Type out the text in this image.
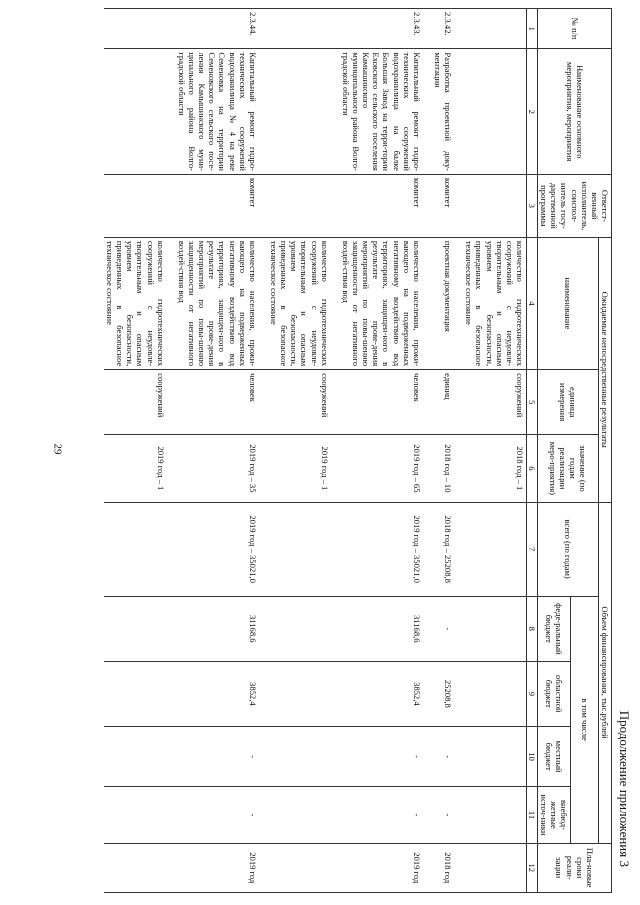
29
Продолжение приложения 3
№ п/п	Наименование основного мероприятия, мероприятия	Ответст-венный исполнитель, соиспол-нитель госу-дарственной программы	Ожидаемые непосредственные результаты			Объем финансирования, тыс.рублей					Пла-новые сроки реали-зации
			наименование	единица измерения	значение (по годам реализации меро-приятия)	всего (по годам)	в том числе				
							феде-ральный бюджет	областной бюджет	местный бюджет	внебюд-жетные источ-ники	
1	2	3	4	5	6	7	8	9	10	11	12
			количество гидротехнических сооружений с неудовле-творительным и опасным уровнем безопасности, приведенных в безопасное техническое состояние	сооружений	2018 год – 1						
2.3.42.	Разработка проектной доку-ментации	комитет	проектная документация	единиц	2018 год – 10	2018 год – 25208,8	-	25208,8	-	-	2018 год
2.3.43.	Капитальный ремонт гидро-технических сооружений водохранилища на балке Большая Завод на терри-тории Еховского сельского поселения Камышинского муниципального района Волго-градской области	комитет	количество населения, прожи-вающего на подверженных негативному воздействию вод территориях, защищен-ного в результате прове-дения мероприятий по повы-шению защищенности от негативного воздей-ствия вод	человек	2019 год – 65	2019 год – 35021,0	31168,6	3852,4	-	-	2019 год
			количество гидротехнических сооружений с неудовле-творительным и опасным уровнем безопасности, приведенных в безопасное техническое состояние	сооружений	2019 год – 1						
2.3.44.	Капитальный ремонт гидро-технических сооружений водохранилища № 4 на реке Семеновка на территории Семеновского сельского посе-ления Камышинского муни-ципального района Волго-градской области	комитет	количество населения, прожи-вающего на подверженных негативному воздействию вод территориях, защищен-ного в результате прове-дения мероприятий по повы-шению защищенности от негативного воздей-ствия вод	человек	2019 год – 35	2019 год – 35021,0	31168,6	3852,4	-	-	2019 год
			количество гидротехнических сооружений с неудовле-творительным и опасным уровнем безопасности, приведенных в безопасное техническое состояние	сооружений	2019 год – 1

§ **REQUIRED WORK**: Print out the material word for word, omitting the pictures.

§ **OUTPUT BELOW**:
Type out the text in this image.
29
Продолжение приложения 3
№ п/п	Наименование основного мероприятия, мероприятия	Ответст-венный исполнитель, соиспол-нитель госу-дарственной программы	Ожидаемые непосредственные результаты			Объем финансирования, тыс.рублей					Пла-новые сроки реали-зации
			наименование	единица измерения	значение (по годам реализации меро-приятия)	всего (по годам)	в том числе				
							феде-ральный бюджет	областной бюджет	местный бюджет	внебюд-жетные источ-ники	
1	2	3	4	5	6	7	8	9	10	11	12
			количество гидротехнических сооружений с неудовле-творительным и опасным уровнем безопасности, приведенных в безопасное техническое состояние	сооружений	2018 год – 1						
2.3.42.	Разработка проектной доку-ментации	комитет	проектная документация	единиц	2018 год – 10	2018 год – 25208,8	-	25208,8	-	-	2018 год
2.3.43.	Капитальный ремонт гидро-технических сооружений водохранилища на балке Большая Завод на терри-тории Еховского сельского поселения Камышинского муниципального района Волго-градской области	комитет	количество населения, прожи-вающего на подверженных негативному воздействию вод территориях, защищен-ного в результате прове-дения мероприятий по повы-шению защищенности от негативного воздей-ствия вод	человек	2019 год – 65	2019 год – 35021,0	31168,6	3852,4	-	-	2019 год
			количество гидротехнических сооружений с неудовле-творительным и опасным уровнем безопасности, приведенных в безопасное техническое состояние	сооружений	2019 год – 1						
2.3.44.	Капитальный ремонт гидро-технических сооружений водохранилища № 4 на реке Семеновка на территории Семеновского сельского посе-ления Камышинского муни-ципального района Волго-градской области	комитет	количество населения, прожи-вающего на подверженных негативному воздействию вод территориях, защищен-ного в результате прове-дения мероприятий по повы-шению защищенности от негативного воздей-ствия вод	человек	2019 год – 35	2019 год – 35021,0	31168,6	3852,4	-	-	2019 год
			количество гидротехнических сооружений с неудовле-творительным и опасным уровнем безопасности, приведенных в безопасное техническое состояние	сооружений	2019 год – 1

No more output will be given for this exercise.